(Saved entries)
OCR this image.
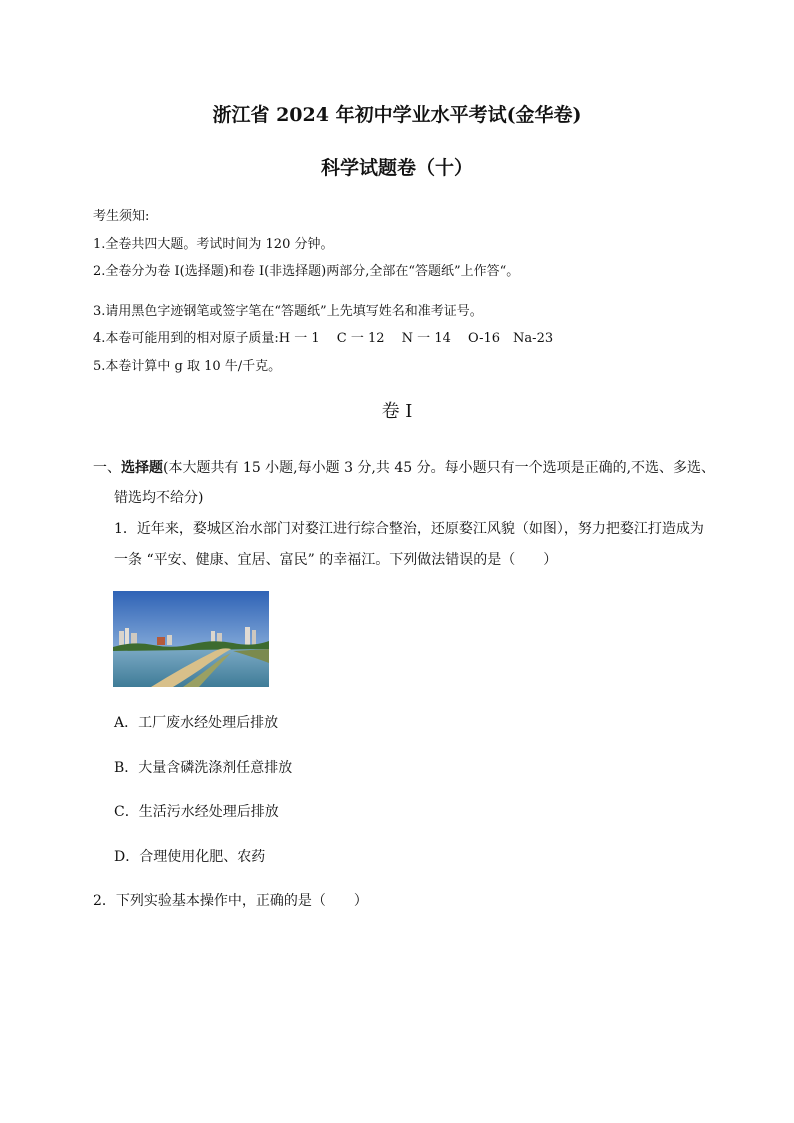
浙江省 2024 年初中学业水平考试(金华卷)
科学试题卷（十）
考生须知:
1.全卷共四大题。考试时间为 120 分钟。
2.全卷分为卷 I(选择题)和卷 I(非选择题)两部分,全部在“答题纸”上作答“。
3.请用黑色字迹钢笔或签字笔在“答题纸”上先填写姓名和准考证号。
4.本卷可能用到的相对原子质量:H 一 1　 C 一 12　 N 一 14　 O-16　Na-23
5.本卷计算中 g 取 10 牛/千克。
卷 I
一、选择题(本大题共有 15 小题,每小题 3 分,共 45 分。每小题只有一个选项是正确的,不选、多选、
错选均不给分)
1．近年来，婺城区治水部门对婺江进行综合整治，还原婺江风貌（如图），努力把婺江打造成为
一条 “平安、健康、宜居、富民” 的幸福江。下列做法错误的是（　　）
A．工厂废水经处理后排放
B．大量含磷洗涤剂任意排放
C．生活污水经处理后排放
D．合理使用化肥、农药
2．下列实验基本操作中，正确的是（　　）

● Required task: Write out the whole listing exactly, and drop the pictures.

● Full response:
OCR this image.
浙江省 2024 年初中学业水平考试(金华卷)
科学试题卷（十）
考生须知:
1.全卷共四大题。考试时间为 120 分钟。
2.全卷分为卷 I(选择题)和卷 I(非选择题)两部分,全部在“答题纸”上作答“。
3.请用黑色字迹钢笔或签字笔在“答题纸”上先填写姓名和准考证号。
4.本卷可能用到的相对原子质量:H 一 1　 C 一 12　 N 一 14　 O-16　Na-23
5.本卷计算中 g 取 10 牛/千克。
卷 I
一、选择题(本大题共有 15 小题,每小题 3 分,共 45 分。每小题只有一个选项是正确的,不选、多选、
错选均不给分)
1．近年来，婺城区治水部门对婺江进行综合整治，还原婺江风貌（如图），努力把婺江打造成为
一条 “平安、健康、宜居、富民” 的幸福江。下列做法错误的是（　　）
A．工厂废水经处理后排放
B．大量含磷洗涤剂任意排放
C．生活污水经处理后排放
D．合理使用化肥、农药
2．下列实验基本操作中，正确的是（　　）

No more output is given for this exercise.